▸ Text block
## start

I saw In Time at CAMERIMAGE festivals and projection and images were perfect in term of quality. But I don't know if he was shooting Arri RAW (over 2K resolution) or just on SxS cards...

I should ask him on his forum though.

 

 

Well you are right that I was just quoting about cinema movies shot on Alexa willy nilly rather than considering whether they might have been shot in the 3kish mode.

 

However check out this quote:

 

The Alexa features a 3,392x2,200-pixel, Bayer-pattern CMOS sensor with an active imaging area of 2,880x1,620 pixels (23.76mm x 13.37mm). In late 2009 and early 2010, when Deakins began work on In Time, the camera was in its nascent stages. It was on Version 2 of its software and not yet capable of the ArriRaw mode (a “3K” option for 4:4:4 raw image capture), so the cinematographer captured in 1920x1080 4:4:4 10-bit uncompressed mode to Codex recorders.

## end

▸ Data provided
## start

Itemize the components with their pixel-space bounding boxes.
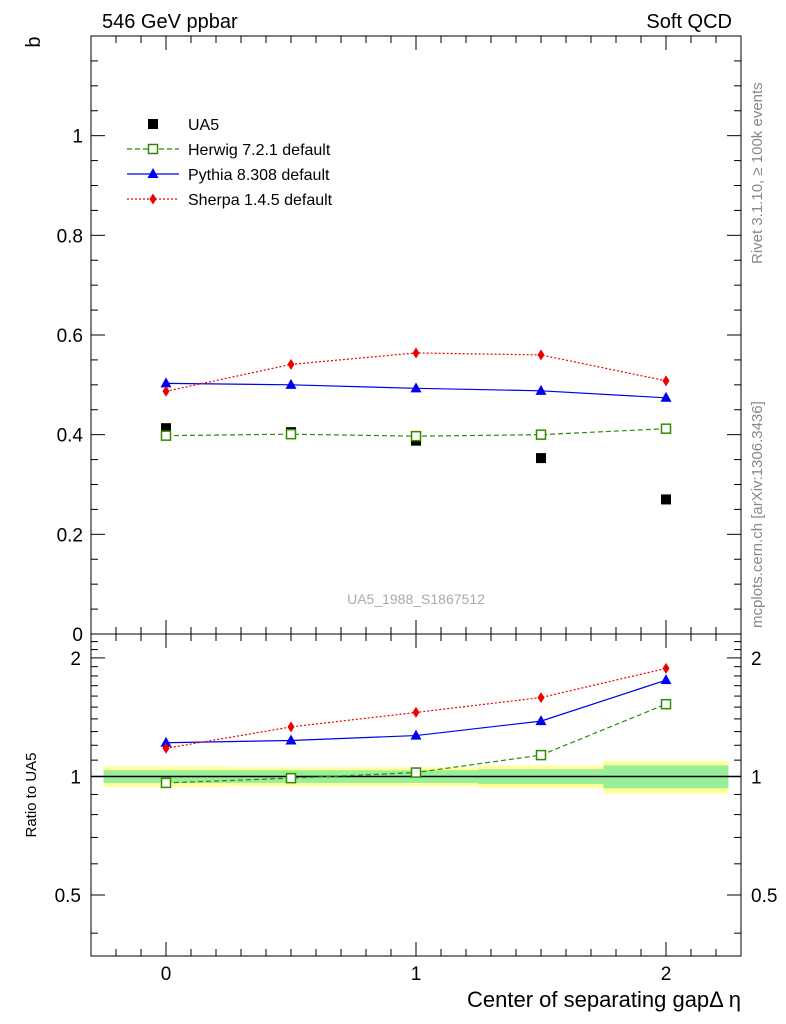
ratio-point-herwig-7-2-1-default [660,698,672,710]
ratio-y-axis-label: Ratio to UA5 [23,752,40,837]
data-point-herwig-7-2-1-default [660,423,672,434]
ratio-point-herwig-7-2-1-default [410,767,422,778]
ratio-point-pythia-8-308-default [660,674,672,685]
ratio-point-pythia-8-308-default [535,715,547,726]
y-tick-label: 0 [72,625,83,646]
ratio-y-tick-label-right: 0.5 [751,886,777,907]
data-point-pythia-8-308-default [410,382,422,393]
ratio-point-sherpa-1-4-5-default [662,662,670,674]
ratio-point-pythia-8-308-default [410,729,422,740]
ratio-point-sherpa-1-4-5-default [412,706,420,718]
ratio-panel: 0.5 0.5 1 1 2 2 [55,633,777,957]
header-right-title: Soft QCD [646,11,732,33]
rivet-version-text: Rivet 3.1.10, ≥ 100k events [749,82,766,264]
ratio-point-pythia-8-308-default [160,736,172,747]
y-tick-label: 0.4 [57,426,84,447]
ratio-y-tick-label-left: 0.5 [55,886,81,907]
ratio-frame [90,633,742,957]
legend-label-herwig-7-2-1-default: Herwig 7.2.1 default [188,142,331,159]
ratio-y-tick-label-left: 1 [70,767,81,788]
ratio-y-tick-label-right: 1 [751,767,762,788]
data-point-herwig-7-2-1-default [285,428,297,440]
x-axis-label: Center of separating gapΔ η [467,987,741,1012]
ratio-point-pythia-8-308-default [285,734,297,745]
legend: UA5 Herwig 7.2.1 default Pythia 8.308 defa… [127,117,333,209]
x-tick-label: 0 [161,964,172,985]
legend-marker-pythia-8-308-default [147,168,159,178]
data-point-pythia-8-308-default [285,378,297,389]
data-point-pythia-8-308-default [660,391,672,402]
ratio-point-sherpa-1-4-5-default [287,721,295,733]
data-point-sherpa-1-4-5-default [412,347,420,359]
legend-marker-herwig-7-2-1-default [147,143,159,155]
data-point-sherpa-1-4-5-default [537,349,545,361]
data-point-sherpa-1-4-5-default [162,385,170,397]
analysis-watermark: UA5_1988_S1867512 [347,591,485,607]
ratio-y-tick-label-left: 2 [70,649,81,670]
y-tick-label: 1 [72,127,83,148]
data-point-herwig-7-2-1-default [160,430,172,441]
x-tick-label: 2 [661,964,672,985]
y-tick-label: 0.8 [57,226,83,247]
data-point-ua5 [661,494,671,505]
header-left-title: 546 GeV ppbar [102,11,238,33]
legend-label-sherpa-1-4-5-default: Sherpa 1.4.5 default [188,192,333,209]
ratio-point-sherpa-1-4-5-default [162,742,170,754]
data-point-sherpa-1-4-5-default [287,358,295,370]
data-point-ua5 [536,453,546,464]
data-point-sherpa-1-4-5-default [662,375,670,387]
legend-marker-sherpa-1-4-5-default [149,193,157,205]
legend-label-ua5: UA5 [188,117,219,134]
ratio-point-herwig-7-2-1-default [285,772,297,784]
data-point-herwig-7-2-1-default [410,430,422,442]
legend-label-pythia-8-308-default: Pythia 8.308 default [188,167,330,184]
data-point-pythia-8-308-default [160,377,172,388]
data-point-pythia-8-308-default [535,384,547,395]
data-point-herwig-7-2-1-default [535,429,547,440]
y-axis-label: b [23,36,45,47]
mcplots-reference-text: mcplots.cern.ch [arXiv:1306.3436] [749,401,766,628]
y-tick-label: 0.6 [57,326,83,347]
y-tick-label: 0.2 [57,525,83,546]
ratio-frame-overlay [90,633,742,957]
ratio-point-herwig-7-2-1-default [160,777,172,789]
ratio-y-tick-label-right: 2 [751,649,762,670]
main-panel: UA5_1988_S1867512 0 0.2 0.4 0.6 0.8 1 [57,35,742,646]
x-tick-label: 1 [411,964,422,985]
legend-marker-ua5 [148,119,158,129]
ratio-point-herwig-7-2-1-default [535,749,547,761]
data-point-ua5 [161,423,171,434]
ratio-point-sherpa-1-4-5-default [537,692,545,704]
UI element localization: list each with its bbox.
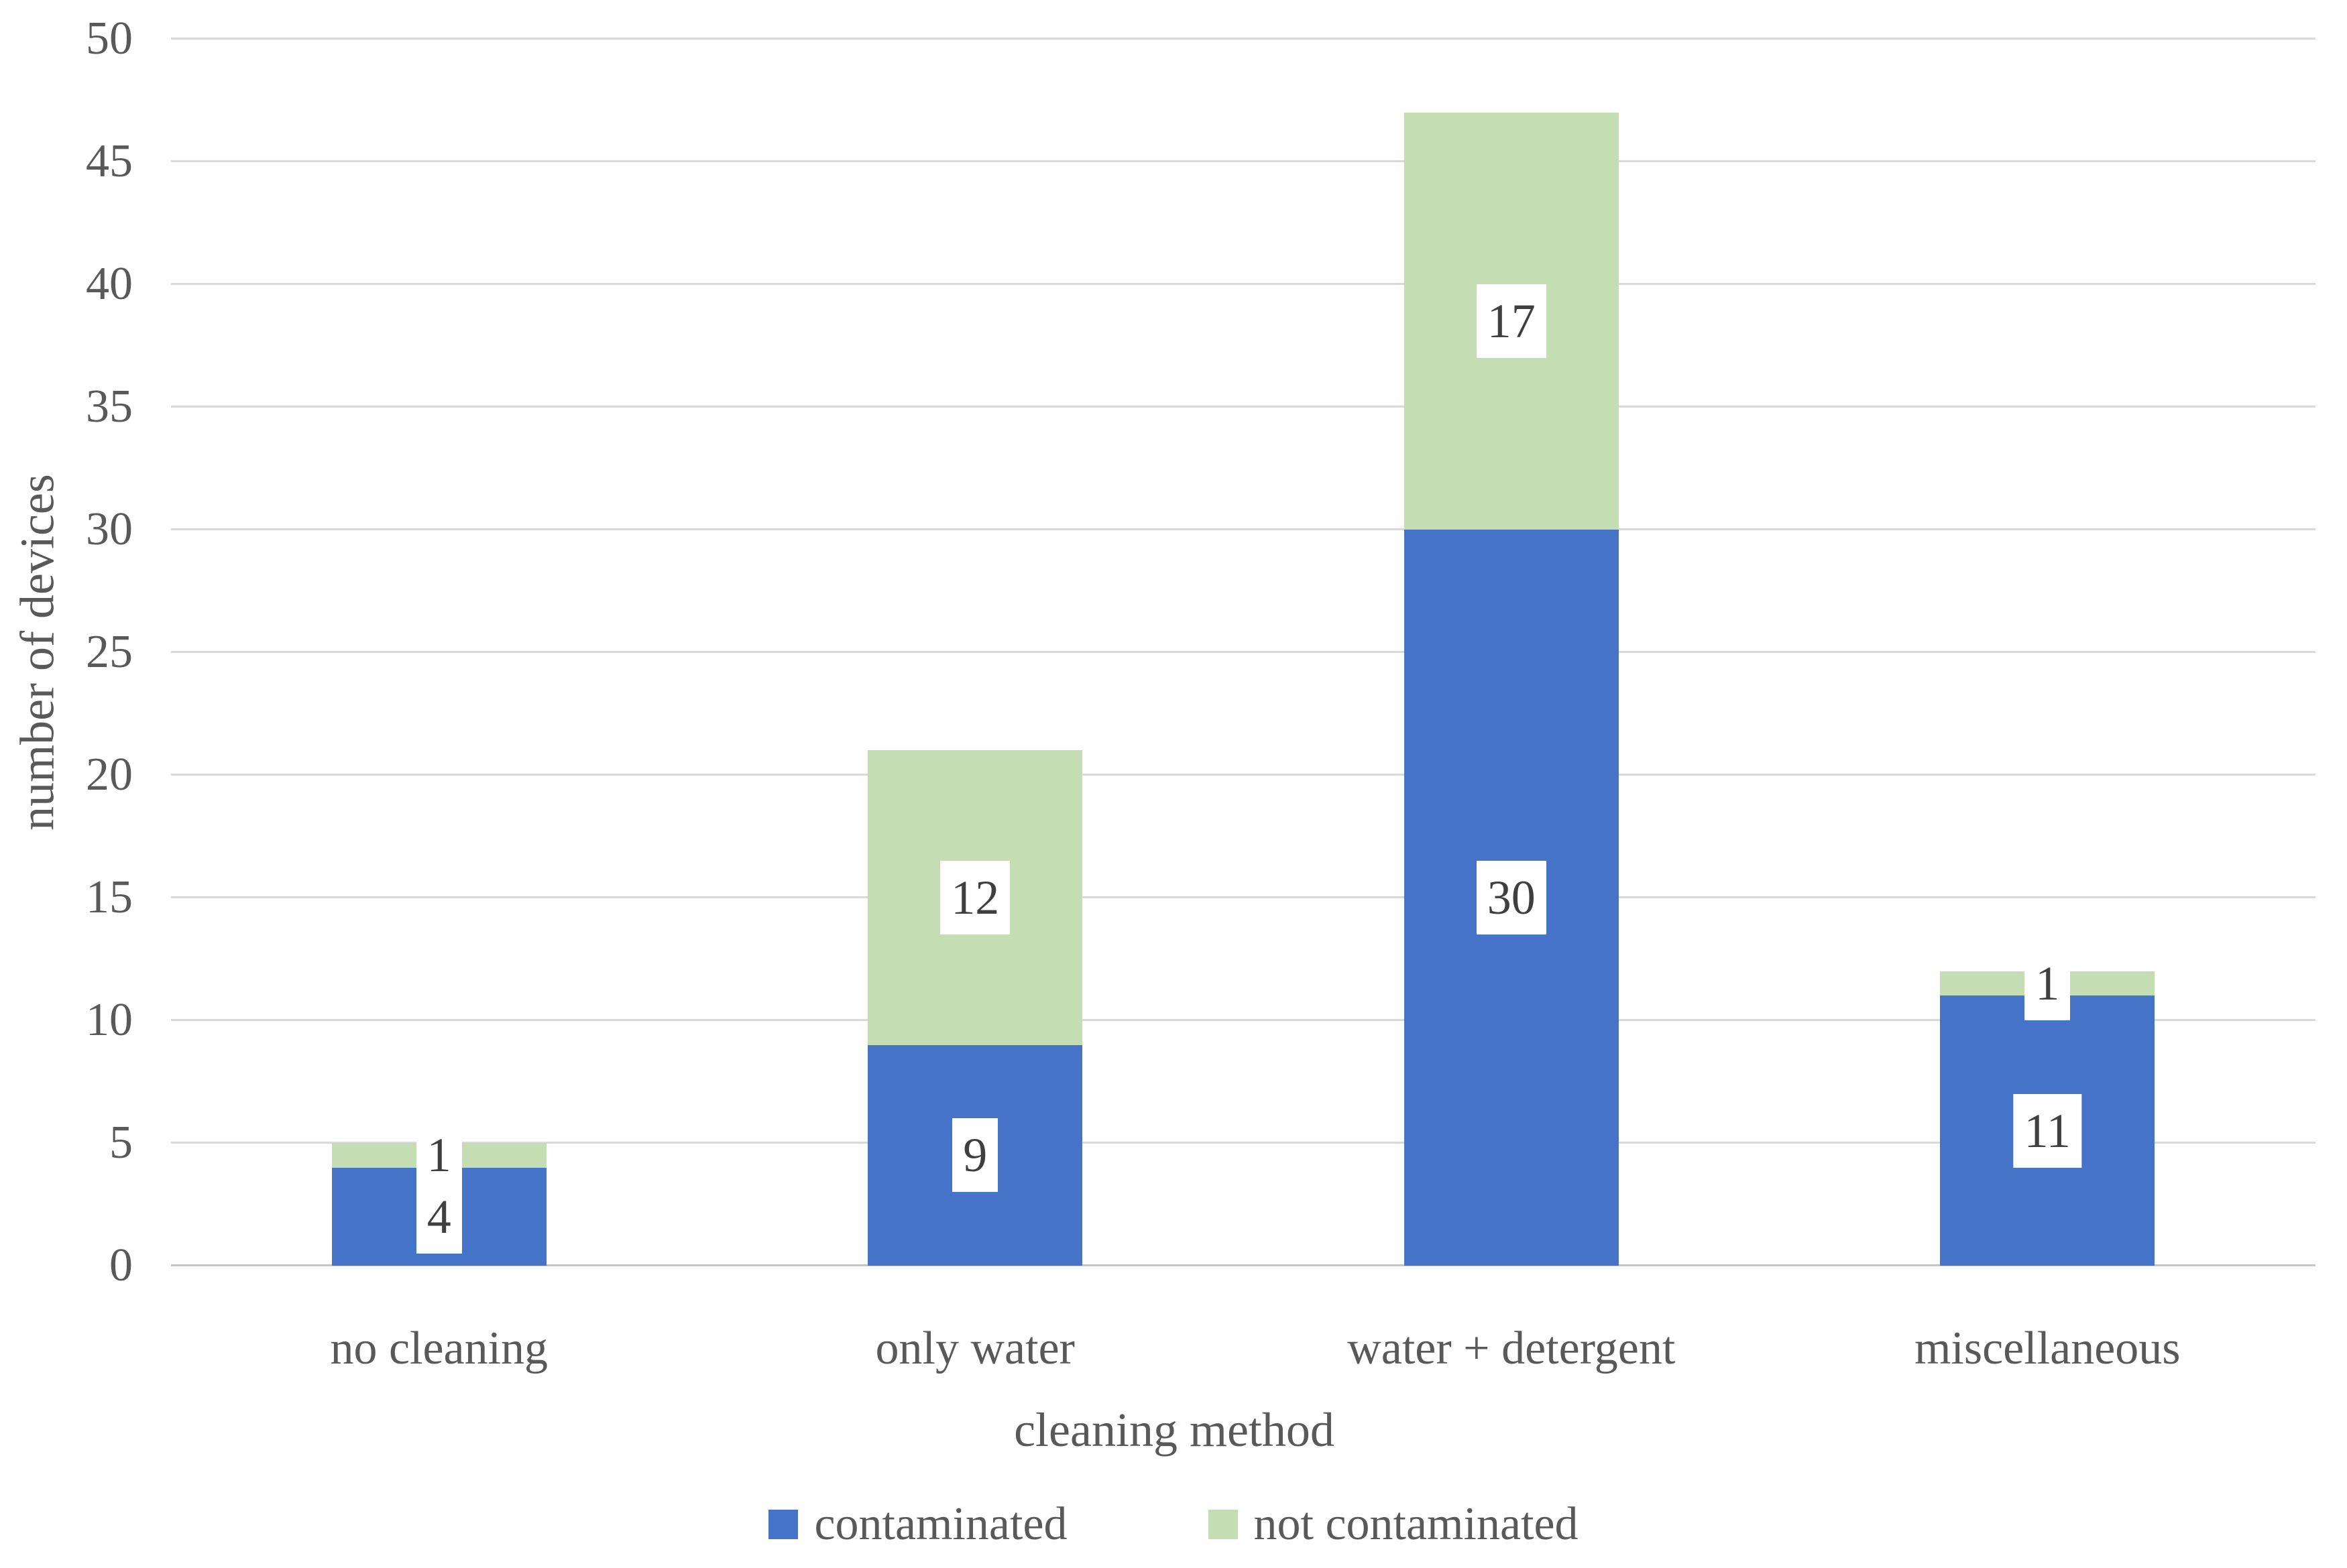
- data-label: 11: [2013, 1093, 2081, 1168]
- gridline: [171, 1019, 2315, 1021]
- y-tick-label: 35: [86, 381, 133, 432]
- y-tick-label: 30: [86, 503, 133, 555]
- y-tick-label: 0: [109, 1240, 133, 1291]
- y-axis-title: number of devices: [10, 474, 64, 831]
- y-tick-label: 45: [86, 135, 133, 187]
- legend-item-contaminated: contaminated: [768, 1498, 1068, 1550]
- legend-swatch-contaminated-icon: [768, 1510, 799, 1539]
- gridline: [171, 283, 2315, 285]
- gridline: [171, 406, 2315, 408]
- gridline: [171, 774, 2315, 776]
- data-label: 9: [952, 1118, 998, 1193]
- gridline: [171, 160, 2315, 162]
- data-label: 30: [1476, 861, 1546, 934]
- gridline: [171, 896, 2315, 898]
- y-tick-label: 20: [86, 749, 133, 800]
- data-label: 1: [2024, 947, 2071, 1021]
- y-tick-label: 50: [86, 13, 133, 64]
- x-tick-label: only water: [875, 1323, 1075, 1374]
- y-tick-label: 40: [86, 258, 133, 310]
- data-label: 1: [416, 1118, 462, 1193]
- y-tick-label: 25: [86, 626, 133, 678]
- legend-swatch-not-contaminated-icon: [1208, 1510, 1238, 1539]
- gridline: [171, 1142, 2315, 1144]
- x-axis-title: cleaning method: [1014, 1403, 1334, 1457]
- legend: contaminated not contaminated: [0, 1492, 2347, 1557]
- x-tick-label: no cleaning: [330, 1323, 549, 1374]
- gridline: [171, 38, 2315, 40]
- y-tick-label: 15: [86, 871, 133, 923]
- legend-item-not-contaminated: not contaminated: [1208, 1501, 1579, 1548]
- data-label: 12: [940, 861, 1011, 934]
- x-axis-line: [171, 1264, 2315, 1266]
- data-label: 17: [1476, 284, 1546, 358]
- legend-label-contaminated: contaminated: [814, 1498, 1068, 1550]
- gridline: [171, 528, 2315, 530]
- x-tick-label: water + detergent: [1347, 1323, 1676, 1374]
- x-tick-label: miscellaneous: [1914, 1323, 2181, 1374]
- y-tick-label: 5: [109, 1117, 133, 1168]
- y-tick-label: 10: [86, 994, 133, 1046]
- legend-label-not-contaminated: not contaminated: [1253, 1498, 1579, 1550]
- gridline: [171, 651, 2315, 653]
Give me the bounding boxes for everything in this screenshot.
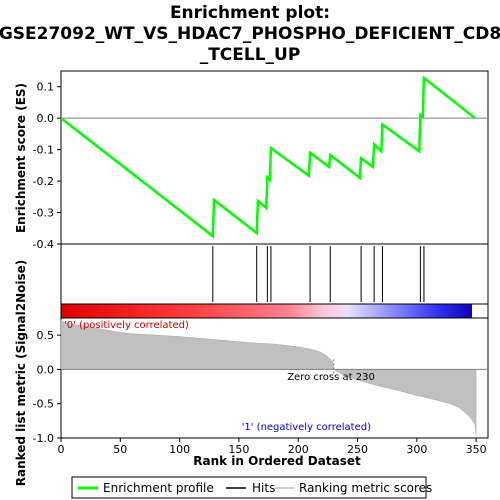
es-panel: -0.4 -0.3 -0.2 -0.1 0.0 0.1 Enrichment score … (14, 71, 488, 251)
es-y-label: Enrichment score (ES) (14, 83, 28, 233)
es-y-tick-label: -0.3 (33, 207, 54, 220)
es-y-tick-label: -0.2 (33, 175, 54, 188)
metric-y-tick-label: -1.0 (33, 432, 54, 445)
es-y-tick-label: 0.1 (37, 81, 55, 94)
x-tick-label: 50 (113, 443, 127, 456)
x-tick-label: 0 (58, 443, 65, 456)
title-line-1: Enrichment plot: (170, 3, 330, 23)
es-y-tick-label: 0.0 (37, 112, 55, 125)
es-y-tick-label: -0.4 (33, 238, 54, 251)
legend: Enrichment profile Hits Ranking metric s… (72, 477, 432, 498)
x-tick-label: 350 (466, 443, 487, 456)
es-y-tick-label: -0.1 (33, 144, 54, 157)
legend-hits-label: Hits (252, 481, 275, 495)
metric-y-axis: -1.0 -0.5 0.0 0.5 (33, 329, 61, 445)
x-tick-label: 300 (406, 443, 427, 456)
positive-correlation-label: '0' (positively correlated) (64, 320, 189, 331)
es-y-axis: -0.4 -0.3 -0.2 -0.1 0.0 0.1 (33, 81, 61, 251)
hits-panel (61, 244, 488, 304)
zero-cross-label: Zero cross at 230 (287, 372, 375, 383)
x-tick-label: 100 (169, 443, 190, 456)
title-line-2: GSE27092_WT_VS_HDAC7_PHOSPHO_DEFICIENT_C… (0, 24, 500, 44)
metric-y-tick-label: -0.5 (33, 398, 54, 411)
metric-y-label: Ranked list metric (Signal2Noise) (14, 260, 28, 487)
rank-color-bar (61, 304, 472, 318)
metric-y-tick-label: 0.5 (37, 329, 55, 342)
metric-y-tick-label: 0.0 (37, 363, 55, 376)
legend-metric-label: Ranking metric scores (299, 481, 432, 495)
metric-x-label: Rank in Ordered Dataset (193, 454, 361, 468)
legend-enrichment-label: Enrichment profile (103, 481, 214, 495)
title-line-3: _TCELL_UP (200, 45, 301, 65)
negative-correlation-label: '1' (negatively correlated) (242, 422, 371, 433)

## end

▸ Stated goal 1
Please take the part of the listing that opens with the line containing "- data-label: 11: [2013, 1093, 2081, 1168]" and closes with the line containing "- gridline: [171, 896, 2315, 898]", and give it again with "gridline" replaced by "grid line" throughout, leaving everything else unchanged.
▸ Stated goal 2
Carry on the forum discussion about shooting In Time on the Alexa camera from the point where it stops.

▸ Written answer 1
- data-label: 11: [2013, 1093, 2081, 1168]
- grid line: [171, 1019, 2315, 1021]
- y-tick-label: 35: [86, 381, 133, 432]
- y-tick-label: 30: [86, 503, 133, 555]
- y-tick-label: 0: [109, 1240, 133, 1291]
- y-axis-title: number of devices: [10, 474, 64, 831]
- y-tick-label: 45: [86, 135, 133, 187]
- legend-item-contaminated: contaminated: [768, 1498, 1068, 1550]
- legend-swatch-contaminated-icon: [768, 1510, 799, 1539]
- grid line: [171, 283, 2315, 285]
- grid line: [171, 406, 2315, 408]
- grid line: [171, 774, 2315, 776]
- data-label: 9: [952, 1118, 998, 1193]
- grid line: [171, 160, 2315, 162]
- data-label: 30: [1476, 861, 1546, 934]
- grid line: [171, 896, 2315, 898]

▸ Written answer 2
 

The digital footage was further cropped to 1920x800 to fit within the desired 2.40:1 aspect ratio. “We shot widescreen, but not anamorphic,” Deakins explains. “You shoot on the width of the sensor and extract the image, cropping off the top and bottom, to get 2.40. You’re losing some of the image, of course, but frankly, [with digital capture] you can sometimes have an image that is too sharp.”

 

 

 

:)

 

You can read more about it here:

 

http://www.theasc.com/ac_magazine/November2011/InTime/page1.php

 

Enjoy! ;)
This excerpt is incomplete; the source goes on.